** START Supplied entries **
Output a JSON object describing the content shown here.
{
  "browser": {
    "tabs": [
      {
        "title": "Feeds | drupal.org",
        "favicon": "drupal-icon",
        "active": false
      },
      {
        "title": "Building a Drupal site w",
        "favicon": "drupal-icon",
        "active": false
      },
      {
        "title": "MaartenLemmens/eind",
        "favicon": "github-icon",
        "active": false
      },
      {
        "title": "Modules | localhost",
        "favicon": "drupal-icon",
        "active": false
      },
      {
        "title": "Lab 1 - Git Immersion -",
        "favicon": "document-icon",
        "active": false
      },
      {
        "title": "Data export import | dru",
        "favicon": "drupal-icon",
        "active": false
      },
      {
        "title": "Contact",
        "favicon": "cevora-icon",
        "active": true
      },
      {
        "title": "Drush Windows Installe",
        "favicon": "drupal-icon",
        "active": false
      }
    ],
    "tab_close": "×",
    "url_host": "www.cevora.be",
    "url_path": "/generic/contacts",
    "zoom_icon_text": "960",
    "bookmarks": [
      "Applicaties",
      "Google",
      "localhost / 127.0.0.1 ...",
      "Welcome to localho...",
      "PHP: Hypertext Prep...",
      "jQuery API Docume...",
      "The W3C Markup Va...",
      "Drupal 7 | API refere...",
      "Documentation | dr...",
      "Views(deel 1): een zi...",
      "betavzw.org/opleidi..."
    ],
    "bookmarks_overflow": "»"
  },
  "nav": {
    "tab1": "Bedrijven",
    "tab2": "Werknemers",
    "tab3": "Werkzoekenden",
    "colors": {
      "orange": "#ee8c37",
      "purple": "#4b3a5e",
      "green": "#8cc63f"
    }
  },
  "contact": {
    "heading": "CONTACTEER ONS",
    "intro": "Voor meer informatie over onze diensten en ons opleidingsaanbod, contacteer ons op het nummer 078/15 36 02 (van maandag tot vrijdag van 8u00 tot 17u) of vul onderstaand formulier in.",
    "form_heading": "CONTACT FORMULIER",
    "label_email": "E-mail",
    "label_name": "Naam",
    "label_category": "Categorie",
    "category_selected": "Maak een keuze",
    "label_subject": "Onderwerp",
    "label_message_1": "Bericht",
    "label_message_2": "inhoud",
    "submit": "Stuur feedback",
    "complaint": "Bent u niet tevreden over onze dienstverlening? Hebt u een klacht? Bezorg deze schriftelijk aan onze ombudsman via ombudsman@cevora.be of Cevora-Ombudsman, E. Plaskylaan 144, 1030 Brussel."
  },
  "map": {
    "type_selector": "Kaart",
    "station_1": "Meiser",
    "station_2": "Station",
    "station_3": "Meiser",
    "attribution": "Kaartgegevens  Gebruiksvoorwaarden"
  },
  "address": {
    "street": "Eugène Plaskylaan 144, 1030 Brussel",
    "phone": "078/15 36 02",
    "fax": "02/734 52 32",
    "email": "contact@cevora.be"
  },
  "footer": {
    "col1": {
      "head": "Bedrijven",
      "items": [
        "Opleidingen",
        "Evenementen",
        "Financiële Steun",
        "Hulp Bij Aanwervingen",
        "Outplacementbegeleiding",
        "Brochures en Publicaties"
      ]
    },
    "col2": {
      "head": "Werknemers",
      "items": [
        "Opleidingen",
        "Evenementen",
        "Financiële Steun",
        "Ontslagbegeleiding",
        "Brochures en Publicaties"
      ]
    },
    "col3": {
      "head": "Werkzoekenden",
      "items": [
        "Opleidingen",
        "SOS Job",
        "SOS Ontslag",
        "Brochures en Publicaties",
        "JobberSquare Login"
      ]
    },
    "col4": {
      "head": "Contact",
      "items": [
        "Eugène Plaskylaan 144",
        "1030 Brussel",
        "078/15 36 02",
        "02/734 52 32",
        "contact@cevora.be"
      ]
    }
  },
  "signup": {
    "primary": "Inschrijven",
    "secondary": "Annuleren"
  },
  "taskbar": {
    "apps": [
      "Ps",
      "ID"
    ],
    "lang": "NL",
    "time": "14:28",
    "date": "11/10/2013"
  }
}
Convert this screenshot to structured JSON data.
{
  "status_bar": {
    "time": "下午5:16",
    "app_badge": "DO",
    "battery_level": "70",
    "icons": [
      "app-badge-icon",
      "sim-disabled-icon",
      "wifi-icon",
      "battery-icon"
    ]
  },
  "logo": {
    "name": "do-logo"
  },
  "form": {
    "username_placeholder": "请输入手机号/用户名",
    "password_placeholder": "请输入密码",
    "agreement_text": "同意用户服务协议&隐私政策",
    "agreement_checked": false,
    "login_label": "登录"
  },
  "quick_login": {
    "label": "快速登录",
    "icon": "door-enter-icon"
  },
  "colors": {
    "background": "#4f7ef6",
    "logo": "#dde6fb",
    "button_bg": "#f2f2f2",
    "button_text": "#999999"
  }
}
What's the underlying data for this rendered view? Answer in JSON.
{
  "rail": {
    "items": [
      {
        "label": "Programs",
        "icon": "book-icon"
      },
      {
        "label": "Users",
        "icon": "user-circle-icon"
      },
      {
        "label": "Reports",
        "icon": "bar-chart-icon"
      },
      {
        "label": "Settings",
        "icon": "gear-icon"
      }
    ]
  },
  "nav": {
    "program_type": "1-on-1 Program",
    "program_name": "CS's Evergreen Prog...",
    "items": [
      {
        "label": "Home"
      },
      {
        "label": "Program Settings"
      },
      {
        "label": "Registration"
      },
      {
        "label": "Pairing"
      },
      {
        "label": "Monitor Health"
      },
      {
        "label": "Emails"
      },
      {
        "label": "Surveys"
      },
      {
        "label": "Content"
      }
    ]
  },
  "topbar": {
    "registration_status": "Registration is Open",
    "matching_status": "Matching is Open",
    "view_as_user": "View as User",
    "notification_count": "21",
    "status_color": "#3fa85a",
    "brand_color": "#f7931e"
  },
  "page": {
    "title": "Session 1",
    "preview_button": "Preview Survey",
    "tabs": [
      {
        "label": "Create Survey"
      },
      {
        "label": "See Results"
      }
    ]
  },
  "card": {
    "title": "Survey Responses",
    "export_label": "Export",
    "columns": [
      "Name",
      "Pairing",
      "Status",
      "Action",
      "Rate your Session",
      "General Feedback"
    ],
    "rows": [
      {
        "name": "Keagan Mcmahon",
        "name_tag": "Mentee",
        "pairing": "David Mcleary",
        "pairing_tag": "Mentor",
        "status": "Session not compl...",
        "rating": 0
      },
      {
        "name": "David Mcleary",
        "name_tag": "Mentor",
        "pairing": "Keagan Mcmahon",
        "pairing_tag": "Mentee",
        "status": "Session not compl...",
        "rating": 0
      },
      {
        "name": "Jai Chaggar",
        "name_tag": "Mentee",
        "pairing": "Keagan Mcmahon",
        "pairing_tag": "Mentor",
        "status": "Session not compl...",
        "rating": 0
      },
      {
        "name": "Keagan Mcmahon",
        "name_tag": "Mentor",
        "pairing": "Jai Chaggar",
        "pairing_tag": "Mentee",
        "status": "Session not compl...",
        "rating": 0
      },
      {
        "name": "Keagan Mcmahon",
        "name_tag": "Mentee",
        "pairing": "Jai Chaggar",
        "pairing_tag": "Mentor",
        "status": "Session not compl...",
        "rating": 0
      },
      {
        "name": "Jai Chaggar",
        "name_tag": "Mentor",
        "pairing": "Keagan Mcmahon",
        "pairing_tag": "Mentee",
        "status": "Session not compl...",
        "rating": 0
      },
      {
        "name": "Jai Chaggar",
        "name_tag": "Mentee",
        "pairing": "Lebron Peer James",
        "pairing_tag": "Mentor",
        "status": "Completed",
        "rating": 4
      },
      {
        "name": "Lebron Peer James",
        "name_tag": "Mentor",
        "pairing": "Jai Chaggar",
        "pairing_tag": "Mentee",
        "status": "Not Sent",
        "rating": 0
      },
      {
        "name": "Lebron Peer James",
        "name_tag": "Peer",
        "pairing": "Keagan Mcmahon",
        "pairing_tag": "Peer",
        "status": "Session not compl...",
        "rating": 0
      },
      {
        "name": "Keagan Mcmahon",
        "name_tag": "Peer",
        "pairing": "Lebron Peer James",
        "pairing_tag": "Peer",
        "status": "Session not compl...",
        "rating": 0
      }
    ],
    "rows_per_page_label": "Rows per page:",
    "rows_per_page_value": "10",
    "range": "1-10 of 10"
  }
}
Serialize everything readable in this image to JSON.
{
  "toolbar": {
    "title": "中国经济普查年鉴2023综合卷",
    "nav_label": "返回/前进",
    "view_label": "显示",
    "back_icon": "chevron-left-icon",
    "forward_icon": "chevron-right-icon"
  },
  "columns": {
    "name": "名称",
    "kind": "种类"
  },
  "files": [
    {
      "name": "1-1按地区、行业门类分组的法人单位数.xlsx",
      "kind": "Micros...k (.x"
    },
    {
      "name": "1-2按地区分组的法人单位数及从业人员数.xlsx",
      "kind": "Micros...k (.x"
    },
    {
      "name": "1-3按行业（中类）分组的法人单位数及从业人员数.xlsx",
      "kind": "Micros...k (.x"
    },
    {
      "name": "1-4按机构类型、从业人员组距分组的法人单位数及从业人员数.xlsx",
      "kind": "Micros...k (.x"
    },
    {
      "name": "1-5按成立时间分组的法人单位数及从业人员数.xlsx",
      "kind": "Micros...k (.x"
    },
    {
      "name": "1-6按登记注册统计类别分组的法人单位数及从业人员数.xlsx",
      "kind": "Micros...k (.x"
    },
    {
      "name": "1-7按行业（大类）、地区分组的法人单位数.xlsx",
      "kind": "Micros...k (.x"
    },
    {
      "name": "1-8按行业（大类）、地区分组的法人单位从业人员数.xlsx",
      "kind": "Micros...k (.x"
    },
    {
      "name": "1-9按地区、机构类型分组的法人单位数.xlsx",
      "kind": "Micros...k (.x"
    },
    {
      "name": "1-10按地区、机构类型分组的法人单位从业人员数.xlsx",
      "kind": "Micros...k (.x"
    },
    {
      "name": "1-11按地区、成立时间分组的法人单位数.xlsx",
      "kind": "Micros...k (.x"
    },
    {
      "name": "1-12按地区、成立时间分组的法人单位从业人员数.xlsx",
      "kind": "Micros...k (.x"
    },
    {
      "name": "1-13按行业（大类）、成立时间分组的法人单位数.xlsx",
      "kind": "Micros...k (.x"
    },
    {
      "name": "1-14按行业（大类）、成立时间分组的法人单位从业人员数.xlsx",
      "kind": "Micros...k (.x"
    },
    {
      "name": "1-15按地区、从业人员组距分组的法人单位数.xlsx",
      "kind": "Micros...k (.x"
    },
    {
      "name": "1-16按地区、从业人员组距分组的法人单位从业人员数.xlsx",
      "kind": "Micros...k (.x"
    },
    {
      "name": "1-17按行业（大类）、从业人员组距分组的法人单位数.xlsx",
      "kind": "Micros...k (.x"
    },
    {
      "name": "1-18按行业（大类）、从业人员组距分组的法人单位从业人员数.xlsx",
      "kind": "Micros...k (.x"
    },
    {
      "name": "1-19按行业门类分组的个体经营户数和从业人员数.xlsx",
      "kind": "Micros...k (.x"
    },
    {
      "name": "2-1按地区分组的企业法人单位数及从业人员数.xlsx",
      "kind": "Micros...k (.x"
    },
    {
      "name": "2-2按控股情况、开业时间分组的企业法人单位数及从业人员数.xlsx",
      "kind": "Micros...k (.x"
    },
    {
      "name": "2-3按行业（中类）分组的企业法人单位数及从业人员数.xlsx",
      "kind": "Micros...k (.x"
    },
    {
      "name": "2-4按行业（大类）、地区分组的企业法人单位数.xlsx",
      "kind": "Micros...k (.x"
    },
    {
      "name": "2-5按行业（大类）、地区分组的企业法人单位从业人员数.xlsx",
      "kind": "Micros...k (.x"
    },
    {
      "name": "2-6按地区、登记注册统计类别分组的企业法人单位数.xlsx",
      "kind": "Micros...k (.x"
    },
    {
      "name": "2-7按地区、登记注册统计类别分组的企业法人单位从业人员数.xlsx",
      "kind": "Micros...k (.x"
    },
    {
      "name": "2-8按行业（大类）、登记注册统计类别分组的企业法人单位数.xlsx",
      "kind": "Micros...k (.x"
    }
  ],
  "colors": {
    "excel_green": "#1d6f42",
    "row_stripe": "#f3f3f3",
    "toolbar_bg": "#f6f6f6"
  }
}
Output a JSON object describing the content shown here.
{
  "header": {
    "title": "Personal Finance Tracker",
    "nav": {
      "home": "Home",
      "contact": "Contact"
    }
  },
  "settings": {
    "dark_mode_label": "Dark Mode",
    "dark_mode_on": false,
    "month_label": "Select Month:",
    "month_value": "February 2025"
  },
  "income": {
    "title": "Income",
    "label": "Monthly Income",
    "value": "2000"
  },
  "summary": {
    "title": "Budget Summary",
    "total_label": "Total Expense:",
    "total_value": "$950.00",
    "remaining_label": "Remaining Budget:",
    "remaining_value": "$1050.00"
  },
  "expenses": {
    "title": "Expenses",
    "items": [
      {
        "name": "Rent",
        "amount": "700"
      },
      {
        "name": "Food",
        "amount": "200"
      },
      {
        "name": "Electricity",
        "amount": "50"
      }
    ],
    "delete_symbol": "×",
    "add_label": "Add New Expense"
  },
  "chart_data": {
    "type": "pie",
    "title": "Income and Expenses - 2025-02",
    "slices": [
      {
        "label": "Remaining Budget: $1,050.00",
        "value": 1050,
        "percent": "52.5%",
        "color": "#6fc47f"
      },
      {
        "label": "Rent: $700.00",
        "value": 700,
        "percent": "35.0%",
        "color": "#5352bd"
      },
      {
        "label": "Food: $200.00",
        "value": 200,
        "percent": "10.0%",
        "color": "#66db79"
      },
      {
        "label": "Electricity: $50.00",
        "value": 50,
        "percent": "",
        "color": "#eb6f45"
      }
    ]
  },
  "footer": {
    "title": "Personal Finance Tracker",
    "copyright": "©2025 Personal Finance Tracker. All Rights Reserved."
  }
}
** END Supplied entries **
■ Your task ■
Wherever the word "Eugène" occurs in a line of the listing, copy that line.

■ Exercise solution ■
    "street": "Eugène Plaskylaan 144, 1030 Brussel",
        "Eugène Plaskylaan 144",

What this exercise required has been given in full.